** Aim **
Repeat exactly the lines from the line containing "Serialize everything readable" through the last line of the records below, inclusive, and nothing else.

─── Provided information ───

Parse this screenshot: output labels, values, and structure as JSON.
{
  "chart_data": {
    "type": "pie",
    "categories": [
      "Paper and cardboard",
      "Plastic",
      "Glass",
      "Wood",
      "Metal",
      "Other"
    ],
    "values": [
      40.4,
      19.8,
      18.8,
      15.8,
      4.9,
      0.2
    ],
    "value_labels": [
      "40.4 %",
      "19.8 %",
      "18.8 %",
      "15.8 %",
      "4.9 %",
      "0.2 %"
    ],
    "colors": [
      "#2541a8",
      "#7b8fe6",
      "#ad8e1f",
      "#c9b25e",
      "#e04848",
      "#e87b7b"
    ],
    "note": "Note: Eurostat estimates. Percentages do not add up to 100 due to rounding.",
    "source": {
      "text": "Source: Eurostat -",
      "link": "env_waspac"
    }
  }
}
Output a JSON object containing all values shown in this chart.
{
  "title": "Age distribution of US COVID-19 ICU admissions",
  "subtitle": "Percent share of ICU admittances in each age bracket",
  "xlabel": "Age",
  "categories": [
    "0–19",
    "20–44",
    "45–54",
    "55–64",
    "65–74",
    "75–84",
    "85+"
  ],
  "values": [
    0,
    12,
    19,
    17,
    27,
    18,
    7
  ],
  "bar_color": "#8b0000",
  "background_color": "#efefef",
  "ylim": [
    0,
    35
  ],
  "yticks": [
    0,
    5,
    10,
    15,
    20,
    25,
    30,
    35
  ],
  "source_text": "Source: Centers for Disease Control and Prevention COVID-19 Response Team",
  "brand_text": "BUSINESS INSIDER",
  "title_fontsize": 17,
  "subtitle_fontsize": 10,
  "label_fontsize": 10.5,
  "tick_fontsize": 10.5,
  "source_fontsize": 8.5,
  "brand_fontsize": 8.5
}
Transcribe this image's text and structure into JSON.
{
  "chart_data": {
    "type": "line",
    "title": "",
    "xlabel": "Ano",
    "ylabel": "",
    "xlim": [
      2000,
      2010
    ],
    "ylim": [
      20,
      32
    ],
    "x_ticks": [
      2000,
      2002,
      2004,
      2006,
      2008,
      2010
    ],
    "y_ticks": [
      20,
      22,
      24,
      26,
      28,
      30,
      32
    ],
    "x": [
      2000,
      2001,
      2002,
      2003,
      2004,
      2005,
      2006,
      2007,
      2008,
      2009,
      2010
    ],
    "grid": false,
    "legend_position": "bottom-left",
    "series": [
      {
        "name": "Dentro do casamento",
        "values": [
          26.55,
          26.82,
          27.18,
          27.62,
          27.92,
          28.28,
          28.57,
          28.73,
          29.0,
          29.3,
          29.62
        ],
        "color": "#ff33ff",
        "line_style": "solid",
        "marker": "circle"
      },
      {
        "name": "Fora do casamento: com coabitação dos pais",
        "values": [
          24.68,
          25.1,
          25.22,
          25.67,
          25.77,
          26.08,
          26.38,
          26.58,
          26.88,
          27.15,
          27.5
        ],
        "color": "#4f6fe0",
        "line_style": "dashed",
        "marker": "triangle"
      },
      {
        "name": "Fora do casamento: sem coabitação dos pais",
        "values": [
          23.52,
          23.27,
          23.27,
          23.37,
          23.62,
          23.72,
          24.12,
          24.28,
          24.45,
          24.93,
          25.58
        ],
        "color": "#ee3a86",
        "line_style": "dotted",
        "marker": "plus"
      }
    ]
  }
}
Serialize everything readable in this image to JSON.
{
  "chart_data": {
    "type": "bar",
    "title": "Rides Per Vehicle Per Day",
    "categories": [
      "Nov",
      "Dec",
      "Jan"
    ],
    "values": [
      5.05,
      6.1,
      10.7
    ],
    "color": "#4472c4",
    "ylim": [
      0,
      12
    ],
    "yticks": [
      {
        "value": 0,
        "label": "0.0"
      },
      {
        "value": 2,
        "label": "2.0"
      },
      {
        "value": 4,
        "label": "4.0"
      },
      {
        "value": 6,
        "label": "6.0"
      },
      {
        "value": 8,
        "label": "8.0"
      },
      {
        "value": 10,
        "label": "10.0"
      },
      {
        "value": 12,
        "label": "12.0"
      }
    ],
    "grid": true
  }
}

───

** Solution below **
Serialize everything readable in this image to JSON.
{
  "chart_data": {
    "type": "bar",
    "title": "Rides Per Vehicle Per Day",
    "categories": [
      "Nov",
      "Dec",
      "Jan"
    ],
    "values": [
      5.05,
      6.1,
      10.7
    ],
    "color": "#4472c4",
    "ylim": [
      0,
      12
    ],
    "yticks": [
      {
        "value": 0,
        "label": "0.0"
      },
      {
        "value": 2,
        "label": "2.0"
      },
      {
        "value": 4,
        "label": "4.0"
      },
      {
        "value": 6,
        "label": "6.0"
      },
      {
        "value": 8,
        "label": "8.0"
      },
      {
        "value": 10,
        "label": "10.0"
      },
      {
        "value": 12,
        "label": "12.0"
      }
    ],
    "grid": true
  }
}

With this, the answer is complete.